__TASK TO COMPLETE__. Copy the items below verbatim, from the first one through the line containing "back-label: Назад bbox=[277, 108, 323, 126]".

◆ ◆ ◆ ◆

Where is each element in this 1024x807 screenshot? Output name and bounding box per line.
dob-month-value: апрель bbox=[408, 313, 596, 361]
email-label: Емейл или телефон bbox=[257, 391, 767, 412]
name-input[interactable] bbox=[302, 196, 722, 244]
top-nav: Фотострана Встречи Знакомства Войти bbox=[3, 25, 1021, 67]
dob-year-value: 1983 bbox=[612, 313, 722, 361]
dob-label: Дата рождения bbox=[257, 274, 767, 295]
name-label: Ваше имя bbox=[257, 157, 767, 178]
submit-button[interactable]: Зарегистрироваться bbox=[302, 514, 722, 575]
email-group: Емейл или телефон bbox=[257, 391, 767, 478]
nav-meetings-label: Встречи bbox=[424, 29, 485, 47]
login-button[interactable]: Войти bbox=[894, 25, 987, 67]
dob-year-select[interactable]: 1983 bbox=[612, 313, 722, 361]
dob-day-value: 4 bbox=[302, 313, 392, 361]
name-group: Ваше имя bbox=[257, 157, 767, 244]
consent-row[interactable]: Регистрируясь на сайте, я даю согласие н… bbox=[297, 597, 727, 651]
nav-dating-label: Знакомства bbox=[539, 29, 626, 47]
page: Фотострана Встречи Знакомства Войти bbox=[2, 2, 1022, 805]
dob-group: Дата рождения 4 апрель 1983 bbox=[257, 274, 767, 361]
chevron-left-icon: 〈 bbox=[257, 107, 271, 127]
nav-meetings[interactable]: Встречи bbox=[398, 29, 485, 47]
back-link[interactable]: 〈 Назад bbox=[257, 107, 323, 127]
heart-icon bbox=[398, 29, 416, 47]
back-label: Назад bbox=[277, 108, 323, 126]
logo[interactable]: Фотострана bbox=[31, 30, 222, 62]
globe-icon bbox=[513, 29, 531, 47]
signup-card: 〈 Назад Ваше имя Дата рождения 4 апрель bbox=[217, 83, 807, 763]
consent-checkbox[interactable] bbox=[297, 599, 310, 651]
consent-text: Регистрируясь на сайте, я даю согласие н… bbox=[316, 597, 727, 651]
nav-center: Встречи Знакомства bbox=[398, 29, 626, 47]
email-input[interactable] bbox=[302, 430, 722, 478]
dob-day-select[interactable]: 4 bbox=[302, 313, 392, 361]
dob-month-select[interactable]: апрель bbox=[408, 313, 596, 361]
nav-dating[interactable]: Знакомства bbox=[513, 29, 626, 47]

◆ ◆ ◆ ◆

__EXERCISE OUTPUT__.
Where is each element in this 1024x807 screenshot? Output name and bounding box per line.
dob-month-value: апрель bbox=[408, 313, 596, 361]
email-label: Емейл или телефон bbox=[257, 391, 767, 412]
name-input[interactable] bbox=[302, 196, 722, 244]
top-nav: Фотострана Встречи Знакомства Войти bbox=[3, 25, 1021, 67]
dob-year-value: 1983 bbox=[612, 313, 722, 361]
dob-label: Дата рождения bbox=[257, 274, 767, 295]
name-label: Ваше имя bbox=[257, 157, 767, 178]
submit-button[interactable]: Зарегистрироваться bbox=[302, 514, 722, 575]
email-group: Емейл или телефон bbox=[257, 391, 767, 478]
nav-meetings-label: Встречи bbox=[424, 29, 485, 47]
login-button[interactable]: Войти bbox=[894, 25, 987, 67]
dob-year-select[interactable]: 1983 bbox=[612, 313, 722, 361]
dob-day-value: 4 bbox=[302, 313, 392, 361]
name-group: Ваше имя bbox=[257, 157, 767, 244]
consent-row[interactable]: Регистрируясь на сайте, я даю согласие н… bbox=[297, 597, 727, 651]
nav-dating-label: Знакомства bbox=[539, 29, 626, 47]
page: Фотострана Встречи Знакомства Войти bbox=[2, 2, 1022, 805]
dob-group: Дата рождения 4 апрель 1983 bbox=[257, 274, 767, 361]
chevron-left-icon: 〈 bbox=[257, 107, 271, 127]
nav-meetings[interactable]: Встречи bbox=[398, 29, 485, 47]
back-link[interactable]: 〈 Назад bbox=[257, 107, 323, 127]
heart-icon bbox=[398, 29, 416, 47]
back-label: Назад bbox=[277, 108, 323, 126]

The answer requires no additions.